_Aim of the task_
How many of the lines that follow contain the word "DINING"? Give only the number.

_Exercise materials_
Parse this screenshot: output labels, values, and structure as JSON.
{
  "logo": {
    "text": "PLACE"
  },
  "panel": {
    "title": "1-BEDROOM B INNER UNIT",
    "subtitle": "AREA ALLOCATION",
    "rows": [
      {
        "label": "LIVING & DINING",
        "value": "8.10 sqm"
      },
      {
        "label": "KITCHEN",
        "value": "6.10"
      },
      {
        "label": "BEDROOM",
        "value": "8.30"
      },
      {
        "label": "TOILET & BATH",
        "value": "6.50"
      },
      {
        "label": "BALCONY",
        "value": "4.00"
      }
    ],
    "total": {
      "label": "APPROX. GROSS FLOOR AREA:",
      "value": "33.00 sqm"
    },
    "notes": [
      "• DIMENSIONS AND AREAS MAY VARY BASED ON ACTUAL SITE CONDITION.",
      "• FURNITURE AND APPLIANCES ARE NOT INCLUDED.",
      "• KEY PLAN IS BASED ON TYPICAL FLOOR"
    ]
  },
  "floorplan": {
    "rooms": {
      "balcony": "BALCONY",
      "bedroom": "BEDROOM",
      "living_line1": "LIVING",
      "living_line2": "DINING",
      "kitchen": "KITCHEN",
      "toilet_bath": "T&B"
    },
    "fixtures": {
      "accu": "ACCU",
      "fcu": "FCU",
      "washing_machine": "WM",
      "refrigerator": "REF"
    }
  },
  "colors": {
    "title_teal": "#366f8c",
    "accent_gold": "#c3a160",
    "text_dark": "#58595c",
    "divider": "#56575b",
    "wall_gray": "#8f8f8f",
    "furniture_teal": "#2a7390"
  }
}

_The output_
2